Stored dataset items
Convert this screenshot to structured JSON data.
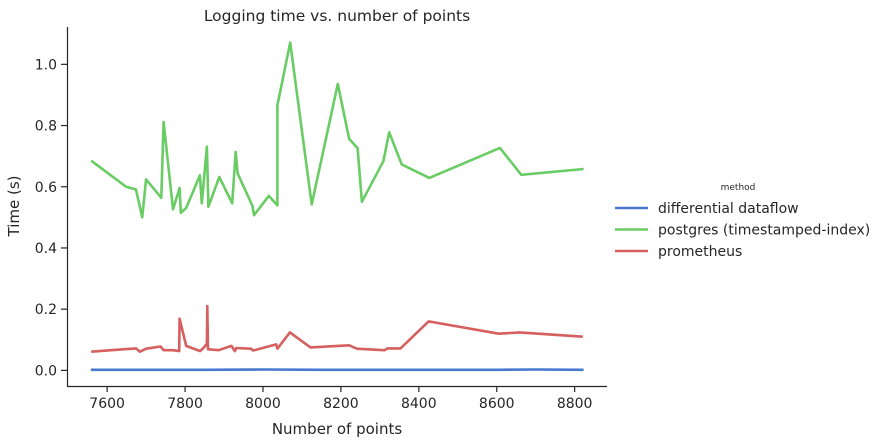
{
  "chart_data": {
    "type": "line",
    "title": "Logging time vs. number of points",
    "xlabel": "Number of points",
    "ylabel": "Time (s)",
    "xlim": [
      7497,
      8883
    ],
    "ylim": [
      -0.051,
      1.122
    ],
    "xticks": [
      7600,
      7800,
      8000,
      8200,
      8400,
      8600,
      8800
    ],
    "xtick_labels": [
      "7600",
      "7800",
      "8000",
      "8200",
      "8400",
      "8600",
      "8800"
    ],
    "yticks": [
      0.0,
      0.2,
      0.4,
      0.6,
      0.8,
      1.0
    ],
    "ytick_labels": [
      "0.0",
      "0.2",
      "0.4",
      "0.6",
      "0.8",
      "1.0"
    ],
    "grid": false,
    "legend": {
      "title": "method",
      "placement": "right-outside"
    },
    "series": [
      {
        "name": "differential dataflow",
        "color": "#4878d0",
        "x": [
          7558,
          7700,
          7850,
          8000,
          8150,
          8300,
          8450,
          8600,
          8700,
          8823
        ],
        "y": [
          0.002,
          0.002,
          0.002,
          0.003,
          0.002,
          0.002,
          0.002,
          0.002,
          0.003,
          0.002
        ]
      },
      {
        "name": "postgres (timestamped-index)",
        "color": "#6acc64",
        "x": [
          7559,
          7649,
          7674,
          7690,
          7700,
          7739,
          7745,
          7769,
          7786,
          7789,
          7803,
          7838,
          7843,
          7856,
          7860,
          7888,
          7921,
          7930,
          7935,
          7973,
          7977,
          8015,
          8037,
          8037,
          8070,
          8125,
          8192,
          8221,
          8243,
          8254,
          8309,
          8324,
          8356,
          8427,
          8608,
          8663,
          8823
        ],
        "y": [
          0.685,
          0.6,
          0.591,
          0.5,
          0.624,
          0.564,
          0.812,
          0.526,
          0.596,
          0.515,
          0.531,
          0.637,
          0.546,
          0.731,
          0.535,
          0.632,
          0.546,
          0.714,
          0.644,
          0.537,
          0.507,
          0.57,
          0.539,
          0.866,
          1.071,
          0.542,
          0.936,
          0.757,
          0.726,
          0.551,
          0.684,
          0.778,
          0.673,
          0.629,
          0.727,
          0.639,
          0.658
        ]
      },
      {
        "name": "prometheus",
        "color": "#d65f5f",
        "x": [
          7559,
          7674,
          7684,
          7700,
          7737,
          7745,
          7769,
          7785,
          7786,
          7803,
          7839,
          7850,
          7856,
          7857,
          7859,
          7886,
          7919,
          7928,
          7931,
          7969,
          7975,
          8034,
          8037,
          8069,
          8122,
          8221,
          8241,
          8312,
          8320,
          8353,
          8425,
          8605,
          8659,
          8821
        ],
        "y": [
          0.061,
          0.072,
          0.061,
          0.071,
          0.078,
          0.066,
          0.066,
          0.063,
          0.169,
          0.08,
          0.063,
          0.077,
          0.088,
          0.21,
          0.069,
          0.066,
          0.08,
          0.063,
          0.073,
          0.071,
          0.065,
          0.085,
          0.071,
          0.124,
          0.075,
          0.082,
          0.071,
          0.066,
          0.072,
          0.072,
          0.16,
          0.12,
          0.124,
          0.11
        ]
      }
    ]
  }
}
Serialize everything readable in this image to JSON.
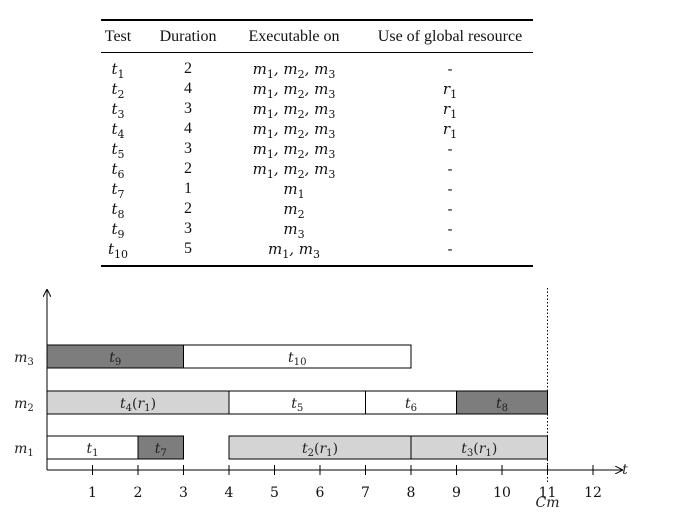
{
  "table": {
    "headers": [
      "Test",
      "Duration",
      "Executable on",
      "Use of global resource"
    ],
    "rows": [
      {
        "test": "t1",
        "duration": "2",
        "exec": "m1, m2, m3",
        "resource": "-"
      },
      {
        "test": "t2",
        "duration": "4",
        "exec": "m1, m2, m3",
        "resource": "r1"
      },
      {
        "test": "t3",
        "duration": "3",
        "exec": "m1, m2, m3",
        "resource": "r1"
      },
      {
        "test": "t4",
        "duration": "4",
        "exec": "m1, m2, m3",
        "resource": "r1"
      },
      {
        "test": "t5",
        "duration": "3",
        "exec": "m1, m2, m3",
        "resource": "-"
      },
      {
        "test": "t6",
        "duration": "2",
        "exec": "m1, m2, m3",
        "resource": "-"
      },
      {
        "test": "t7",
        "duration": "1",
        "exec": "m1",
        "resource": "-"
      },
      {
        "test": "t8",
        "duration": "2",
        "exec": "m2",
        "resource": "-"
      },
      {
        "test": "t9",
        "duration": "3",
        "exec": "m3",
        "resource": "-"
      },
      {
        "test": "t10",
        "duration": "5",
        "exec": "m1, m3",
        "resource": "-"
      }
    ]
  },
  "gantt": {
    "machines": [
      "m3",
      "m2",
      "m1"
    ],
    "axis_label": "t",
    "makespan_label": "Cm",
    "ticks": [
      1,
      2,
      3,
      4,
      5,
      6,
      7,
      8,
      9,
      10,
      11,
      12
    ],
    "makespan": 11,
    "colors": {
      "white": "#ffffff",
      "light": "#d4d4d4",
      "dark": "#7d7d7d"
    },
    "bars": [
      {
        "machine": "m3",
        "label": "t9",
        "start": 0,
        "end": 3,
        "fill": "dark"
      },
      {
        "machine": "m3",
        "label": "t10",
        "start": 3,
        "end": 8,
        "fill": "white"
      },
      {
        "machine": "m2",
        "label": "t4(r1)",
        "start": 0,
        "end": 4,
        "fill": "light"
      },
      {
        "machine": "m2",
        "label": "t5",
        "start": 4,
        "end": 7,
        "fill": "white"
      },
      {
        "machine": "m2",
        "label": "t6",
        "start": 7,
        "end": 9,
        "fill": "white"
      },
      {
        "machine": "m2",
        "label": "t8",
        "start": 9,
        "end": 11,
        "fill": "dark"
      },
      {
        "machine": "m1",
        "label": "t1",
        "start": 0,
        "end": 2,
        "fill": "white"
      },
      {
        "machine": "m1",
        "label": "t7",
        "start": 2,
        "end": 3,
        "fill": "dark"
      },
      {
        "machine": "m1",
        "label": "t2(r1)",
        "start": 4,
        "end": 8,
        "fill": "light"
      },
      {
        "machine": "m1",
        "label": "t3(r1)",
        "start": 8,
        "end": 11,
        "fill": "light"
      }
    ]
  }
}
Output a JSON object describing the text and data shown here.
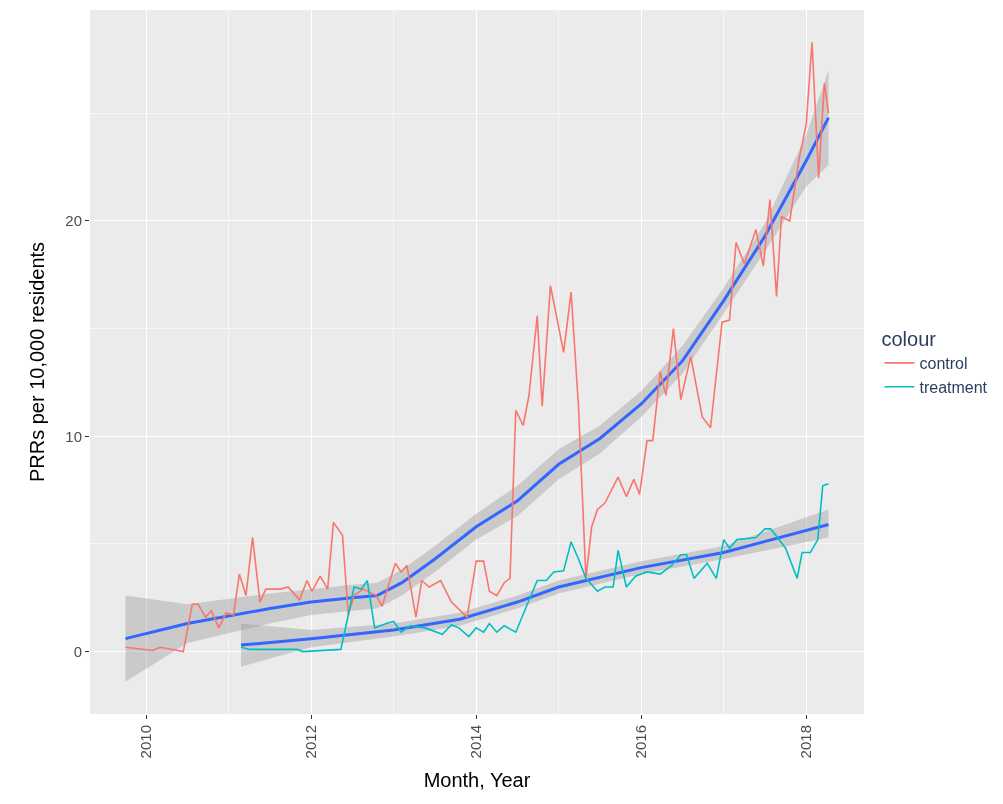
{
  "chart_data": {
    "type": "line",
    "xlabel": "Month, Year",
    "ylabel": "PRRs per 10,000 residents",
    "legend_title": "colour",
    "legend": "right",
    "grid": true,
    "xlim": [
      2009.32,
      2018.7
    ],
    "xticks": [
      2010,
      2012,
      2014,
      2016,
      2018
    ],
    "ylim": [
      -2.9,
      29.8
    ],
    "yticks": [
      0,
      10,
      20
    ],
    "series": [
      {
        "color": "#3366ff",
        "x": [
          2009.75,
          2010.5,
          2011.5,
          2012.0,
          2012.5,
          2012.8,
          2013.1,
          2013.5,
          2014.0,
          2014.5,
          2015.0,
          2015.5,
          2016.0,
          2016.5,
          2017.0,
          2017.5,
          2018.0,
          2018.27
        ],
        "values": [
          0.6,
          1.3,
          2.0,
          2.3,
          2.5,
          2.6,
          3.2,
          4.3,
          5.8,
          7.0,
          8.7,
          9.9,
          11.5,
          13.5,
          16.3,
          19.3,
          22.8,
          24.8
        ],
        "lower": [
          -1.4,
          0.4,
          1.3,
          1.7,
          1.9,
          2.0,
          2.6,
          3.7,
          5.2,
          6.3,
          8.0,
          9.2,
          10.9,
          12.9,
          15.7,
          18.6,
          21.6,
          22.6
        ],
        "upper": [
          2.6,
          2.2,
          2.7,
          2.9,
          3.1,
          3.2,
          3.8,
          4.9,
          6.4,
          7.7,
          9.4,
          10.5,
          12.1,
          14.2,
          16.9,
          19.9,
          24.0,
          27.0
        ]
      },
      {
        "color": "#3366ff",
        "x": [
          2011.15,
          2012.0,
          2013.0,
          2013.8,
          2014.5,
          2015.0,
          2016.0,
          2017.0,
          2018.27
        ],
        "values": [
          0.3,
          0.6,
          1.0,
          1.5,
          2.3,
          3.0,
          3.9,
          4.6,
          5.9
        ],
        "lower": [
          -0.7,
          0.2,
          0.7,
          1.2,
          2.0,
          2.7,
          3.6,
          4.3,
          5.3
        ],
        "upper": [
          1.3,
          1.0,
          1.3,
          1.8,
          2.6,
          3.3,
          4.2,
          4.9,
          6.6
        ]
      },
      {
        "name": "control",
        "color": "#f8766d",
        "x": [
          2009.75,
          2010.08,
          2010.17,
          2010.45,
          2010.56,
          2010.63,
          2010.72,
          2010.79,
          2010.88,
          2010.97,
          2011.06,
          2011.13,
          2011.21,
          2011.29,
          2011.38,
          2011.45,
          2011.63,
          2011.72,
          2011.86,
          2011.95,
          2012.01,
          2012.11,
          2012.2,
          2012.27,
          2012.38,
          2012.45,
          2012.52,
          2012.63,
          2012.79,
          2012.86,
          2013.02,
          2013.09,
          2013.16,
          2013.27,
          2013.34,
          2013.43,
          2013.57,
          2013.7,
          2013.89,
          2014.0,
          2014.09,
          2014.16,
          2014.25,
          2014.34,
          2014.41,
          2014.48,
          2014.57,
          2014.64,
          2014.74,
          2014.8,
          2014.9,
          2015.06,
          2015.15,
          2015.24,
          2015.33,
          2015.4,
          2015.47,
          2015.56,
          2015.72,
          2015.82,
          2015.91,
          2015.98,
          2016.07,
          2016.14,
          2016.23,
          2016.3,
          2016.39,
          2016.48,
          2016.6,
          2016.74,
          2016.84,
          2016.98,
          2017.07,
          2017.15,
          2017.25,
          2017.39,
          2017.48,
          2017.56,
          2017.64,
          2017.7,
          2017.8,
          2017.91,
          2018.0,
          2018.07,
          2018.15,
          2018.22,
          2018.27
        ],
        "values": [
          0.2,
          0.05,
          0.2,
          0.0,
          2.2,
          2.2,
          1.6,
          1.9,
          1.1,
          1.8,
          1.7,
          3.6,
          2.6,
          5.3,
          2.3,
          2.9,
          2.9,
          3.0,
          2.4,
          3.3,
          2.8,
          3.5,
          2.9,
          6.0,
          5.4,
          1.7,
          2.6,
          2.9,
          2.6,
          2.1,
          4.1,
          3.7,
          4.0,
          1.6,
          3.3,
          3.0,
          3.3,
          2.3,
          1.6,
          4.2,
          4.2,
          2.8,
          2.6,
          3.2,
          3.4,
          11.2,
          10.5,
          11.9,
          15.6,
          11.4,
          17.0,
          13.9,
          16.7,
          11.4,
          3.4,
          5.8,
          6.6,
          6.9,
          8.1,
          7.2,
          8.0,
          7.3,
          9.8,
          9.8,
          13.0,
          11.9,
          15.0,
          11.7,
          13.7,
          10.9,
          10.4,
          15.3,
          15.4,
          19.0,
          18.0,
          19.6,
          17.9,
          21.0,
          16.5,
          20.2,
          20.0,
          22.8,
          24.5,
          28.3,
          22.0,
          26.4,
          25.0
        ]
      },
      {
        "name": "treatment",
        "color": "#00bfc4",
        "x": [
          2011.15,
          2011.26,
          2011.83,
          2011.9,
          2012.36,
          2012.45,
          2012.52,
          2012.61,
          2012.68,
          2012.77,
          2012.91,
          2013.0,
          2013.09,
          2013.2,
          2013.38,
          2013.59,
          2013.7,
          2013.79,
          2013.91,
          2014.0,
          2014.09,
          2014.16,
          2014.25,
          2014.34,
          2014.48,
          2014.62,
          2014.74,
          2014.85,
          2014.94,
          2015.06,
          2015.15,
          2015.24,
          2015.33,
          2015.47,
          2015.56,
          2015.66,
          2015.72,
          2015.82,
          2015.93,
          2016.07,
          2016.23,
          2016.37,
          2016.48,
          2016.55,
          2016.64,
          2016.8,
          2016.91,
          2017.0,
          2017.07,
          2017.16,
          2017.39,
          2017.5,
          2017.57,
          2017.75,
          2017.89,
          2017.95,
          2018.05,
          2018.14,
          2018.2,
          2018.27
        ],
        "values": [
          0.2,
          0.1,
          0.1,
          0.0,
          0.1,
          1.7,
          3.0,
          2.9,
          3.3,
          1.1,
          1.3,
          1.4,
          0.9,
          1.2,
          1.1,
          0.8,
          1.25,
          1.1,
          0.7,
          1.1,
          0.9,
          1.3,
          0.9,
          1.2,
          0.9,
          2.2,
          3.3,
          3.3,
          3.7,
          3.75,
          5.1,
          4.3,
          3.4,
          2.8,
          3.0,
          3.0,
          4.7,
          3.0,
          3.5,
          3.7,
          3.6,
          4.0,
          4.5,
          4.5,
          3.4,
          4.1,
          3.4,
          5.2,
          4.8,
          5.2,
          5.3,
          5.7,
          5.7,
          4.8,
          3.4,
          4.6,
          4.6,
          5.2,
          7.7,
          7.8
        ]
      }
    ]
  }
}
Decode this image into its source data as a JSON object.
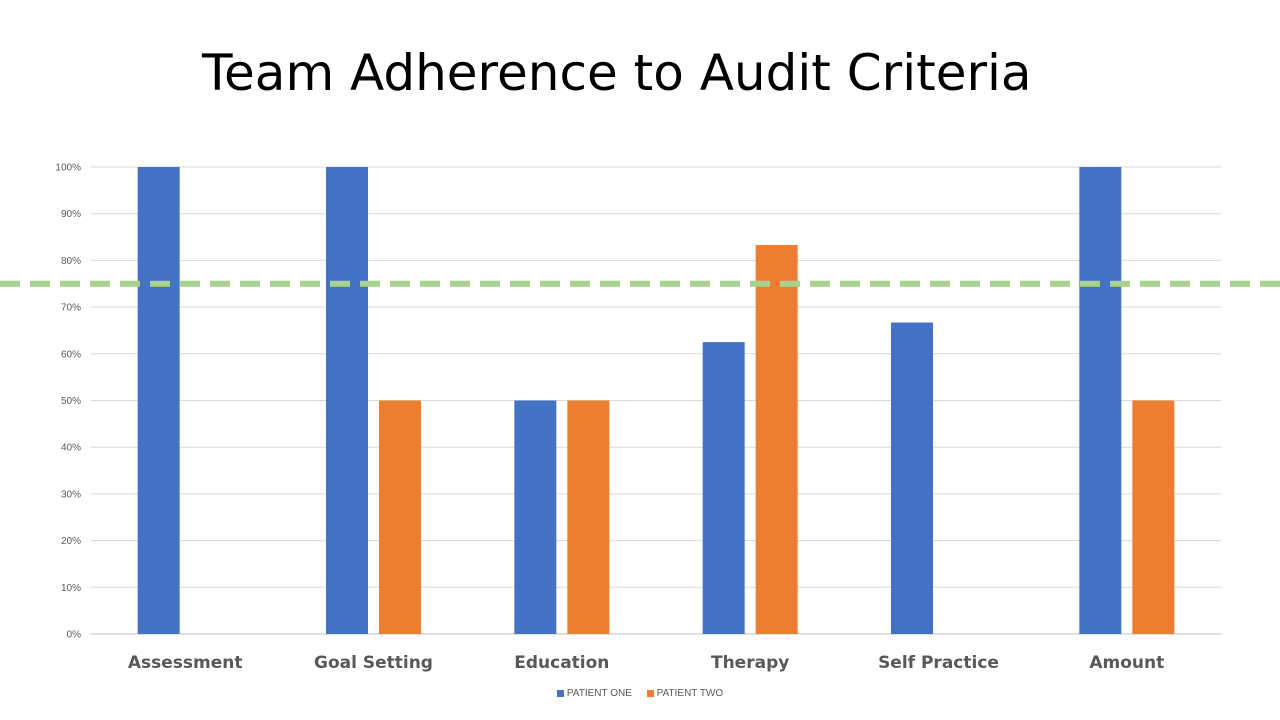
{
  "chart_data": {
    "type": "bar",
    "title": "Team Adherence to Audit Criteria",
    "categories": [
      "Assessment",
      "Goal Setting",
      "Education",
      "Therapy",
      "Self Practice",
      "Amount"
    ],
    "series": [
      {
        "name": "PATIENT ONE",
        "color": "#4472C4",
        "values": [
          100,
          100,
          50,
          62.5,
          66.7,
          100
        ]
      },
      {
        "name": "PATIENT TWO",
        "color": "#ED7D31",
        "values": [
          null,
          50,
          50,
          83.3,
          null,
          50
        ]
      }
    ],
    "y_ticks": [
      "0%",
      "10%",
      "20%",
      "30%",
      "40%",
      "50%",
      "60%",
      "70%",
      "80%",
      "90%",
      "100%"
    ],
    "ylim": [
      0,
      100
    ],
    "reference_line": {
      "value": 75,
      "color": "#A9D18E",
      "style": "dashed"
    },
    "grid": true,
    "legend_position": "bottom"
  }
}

=== Goal ===
All lines above containing the string "name" are to be collected.

=== Reply to the task ===
        "name": "differential dataflow",
        "name": "postgres (timestamped-index)",
        "name": "prometheus",
        "name": "control",
        "name": "treatment",
        "name": "PATIENT ONE",
        "name": "PATIENT TWO",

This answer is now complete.